The task: Both the line containing "Extract all readable text from this page." and the last line of the listing are included: write out exactly the lines from one to the other.

Data lines:
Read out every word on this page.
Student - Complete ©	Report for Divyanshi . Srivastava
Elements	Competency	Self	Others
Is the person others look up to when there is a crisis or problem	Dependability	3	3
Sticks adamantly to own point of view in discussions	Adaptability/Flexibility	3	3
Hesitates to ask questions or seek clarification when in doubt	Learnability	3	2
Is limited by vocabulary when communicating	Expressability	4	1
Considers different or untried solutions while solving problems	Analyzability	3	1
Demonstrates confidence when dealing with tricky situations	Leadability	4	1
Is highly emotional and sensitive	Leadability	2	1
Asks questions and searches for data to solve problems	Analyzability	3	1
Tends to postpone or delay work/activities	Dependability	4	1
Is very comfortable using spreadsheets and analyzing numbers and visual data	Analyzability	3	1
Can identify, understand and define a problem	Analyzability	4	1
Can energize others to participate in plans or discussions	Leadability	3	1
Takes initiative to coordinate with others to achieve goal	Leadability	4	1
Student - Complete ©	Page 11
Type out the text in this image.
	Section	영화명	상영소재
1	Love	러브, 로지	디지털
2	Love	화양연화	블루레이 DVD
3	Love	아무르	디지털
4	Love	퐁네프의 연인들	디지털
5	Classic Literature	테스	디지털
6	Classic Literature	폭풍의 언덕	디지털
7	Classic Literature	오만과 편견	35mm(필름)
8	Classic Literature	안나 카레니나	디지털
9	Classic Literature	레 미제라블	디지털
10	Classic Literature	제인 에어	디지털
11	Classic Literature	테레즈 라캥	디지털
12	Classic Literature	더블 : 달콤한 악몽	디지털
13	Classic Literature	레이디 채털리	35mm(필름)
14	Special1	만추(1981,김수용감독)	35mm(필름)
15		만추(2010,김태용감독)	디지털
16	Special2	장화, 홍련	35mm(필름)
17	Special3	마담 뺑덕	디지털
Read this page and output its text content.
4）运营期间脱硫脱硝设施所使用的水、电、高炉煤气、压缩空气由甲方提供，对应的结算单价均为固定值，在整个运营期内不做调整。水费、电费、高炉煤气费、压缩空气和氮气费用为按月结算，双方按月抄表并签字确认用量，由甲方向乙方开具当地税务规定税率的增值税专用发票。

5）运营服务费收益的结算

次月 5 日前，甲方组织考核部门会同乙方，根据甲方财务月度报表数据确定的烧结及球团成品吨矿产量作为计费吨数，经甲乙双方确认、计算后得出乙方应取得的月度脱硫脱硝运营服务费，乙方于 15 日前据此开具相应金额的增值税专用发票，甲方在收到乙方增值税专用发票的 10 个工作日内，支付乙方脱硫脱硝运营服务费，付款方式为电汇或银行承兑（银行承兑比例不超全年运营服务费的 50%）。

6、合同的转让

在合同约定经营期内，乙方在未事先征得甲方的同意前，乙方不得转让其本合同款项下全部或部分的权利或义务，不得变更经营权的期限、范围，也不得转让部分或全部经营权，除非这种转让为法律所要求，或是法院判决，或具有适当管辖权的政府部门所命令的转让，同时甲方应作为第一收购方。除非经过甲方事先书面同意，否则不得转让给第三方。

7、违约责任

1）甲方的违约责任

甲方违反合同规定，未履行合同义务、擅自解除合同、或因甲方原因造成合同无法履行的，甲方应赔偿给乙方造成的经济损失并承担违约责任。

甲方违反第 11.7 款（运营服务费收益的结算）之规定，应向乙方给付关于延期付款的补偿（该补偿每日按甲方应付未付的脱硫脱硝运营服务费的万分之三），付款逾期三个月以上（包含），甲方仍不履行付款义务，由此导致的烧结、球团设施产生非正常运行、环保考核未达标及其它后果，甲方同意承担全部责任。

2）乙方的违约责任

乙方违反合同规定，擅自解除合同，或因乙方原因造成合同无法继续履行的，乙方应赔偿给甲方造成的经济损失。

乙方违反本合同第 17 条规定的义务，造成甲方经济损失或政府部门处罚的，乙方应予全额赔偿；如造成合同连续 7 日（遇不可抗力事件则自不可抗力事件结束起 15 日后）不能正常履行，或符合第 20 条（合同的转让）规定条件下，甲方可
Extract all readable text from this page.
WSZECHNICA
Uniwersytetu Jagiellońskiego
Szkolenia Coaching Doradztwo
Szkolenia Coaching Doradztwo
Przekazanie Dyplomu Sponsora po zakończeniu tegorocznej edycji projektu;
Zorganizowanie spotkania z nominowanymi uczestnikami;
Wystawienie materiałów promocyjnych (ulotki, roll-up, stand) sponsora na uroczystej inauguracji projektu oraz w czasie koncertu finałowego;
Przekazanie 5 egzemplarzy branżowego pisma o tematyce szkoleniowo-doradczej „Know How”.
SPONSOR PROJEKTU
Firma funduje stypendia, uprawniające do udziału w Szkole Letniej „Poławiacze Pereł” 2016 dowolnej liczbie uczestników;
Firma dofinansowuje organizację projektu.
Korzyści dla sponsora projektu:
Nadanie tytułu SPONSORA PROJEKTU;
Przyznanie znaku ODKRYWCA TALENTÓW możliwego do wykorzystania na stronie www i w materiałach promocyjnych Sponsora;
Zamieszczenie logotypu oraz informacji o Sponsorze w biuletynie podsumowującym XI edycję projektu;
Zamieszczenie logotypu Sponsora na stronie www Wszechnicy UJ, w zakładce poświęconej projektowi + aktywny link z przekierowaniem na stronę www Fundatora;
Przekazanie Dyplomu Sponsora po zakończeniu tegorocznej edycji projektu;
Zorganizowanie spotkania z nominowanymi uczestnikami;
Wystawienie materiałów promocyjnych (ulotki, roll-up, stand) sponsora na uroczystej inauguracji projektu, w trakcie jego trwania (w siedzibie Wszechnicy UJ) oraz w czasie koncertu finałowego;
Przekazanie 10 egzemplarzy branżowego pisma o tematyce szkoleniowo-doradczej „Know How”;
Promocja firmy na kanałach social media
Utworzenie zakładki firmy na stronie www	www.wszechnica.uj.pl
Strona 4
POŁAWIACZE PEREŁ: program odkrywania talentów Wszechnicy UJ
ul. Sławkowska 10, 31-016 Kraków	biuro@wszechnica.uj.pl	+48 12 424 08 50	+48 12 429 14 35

Complete response:
Extract all readable text from this page.
WSZECHNICA
Uniwersytetu Jagiellońskiego
Szkolenia Coaching Doradztwo
Szkolenia Coaching Doradztwo
Przekazanie Dyplomu Sponsora po zakończeniu tegorocznej edycji projektu;
Zorganizowanie spotkania z nominowanymi uczestnikami;
Wystawienie materiałów promocyjnych (ulotki, roll-up, stand) sponsora na uroczystej inauguracji projektu oraz w czasie koncertu finałowego;
Przekazanie 5 egzemplarzy branżowego pisma o tematyce szkoleniowo-doradczej „Know How”.
SPONSOR PROJEKTU
Firma funduje stypendia, uprawniające do udziału w Szkole Letniej „Poławiacze Pereł” 2016 dowolnej liczbie uczestników;
Firma dofinansowuje organizację projektu.
Korzyści dla sponsora projektu:
Nadanie tytułu SPONSORA PROJEKTU;
Przyznanie znaku ODKRYWCA TALENTÓW możliwego do wykorzystania na stronie www i w materiałach promocyjnych Sponsora;
Zamieszczenie logotypu oraz informacji o Sponsorze w biuletynie podsumowującym XI edycję projektu;
Zamieszczenie logotypu Sponsora na stronie www Wszechnicy UJ, w zakładce poświęconej projektowi + aktywny link z przekierowaniem na stronę www Fundatora;
Przekazanie Dyplomu Sponsora po zakończeniu tegorocznej edycji projektu;
Zorganizowanie spotkania z nominowanymi uczestnikami;
Wystawienie materiałów promocyjnych (ulotki, roll-up, stand) sponsora na uroczystej inauguracji projektu, w trakcie jego trwania (w siedzibie Wszechnicy UJ) oraz w czasie koncertu finałowego;
Przekazanie 10 egzemplarzy branżowego pisma o tematyce szkoleniowo-doradczej „Know How”;
Promocja firmy na kanałach social media
Utworzenie zakładki firmy na stronie www	www.wszechnica.uj.pl
Strona 4
POŁAWIACZE PEREŁ: program odkrywania talentów Wszechnicy UJ
ul. Sławkowska 10, 31-016 Kraków	biuro@wszechnica.uj.pl	+48 12 424 08 50	+48 12 429 14 35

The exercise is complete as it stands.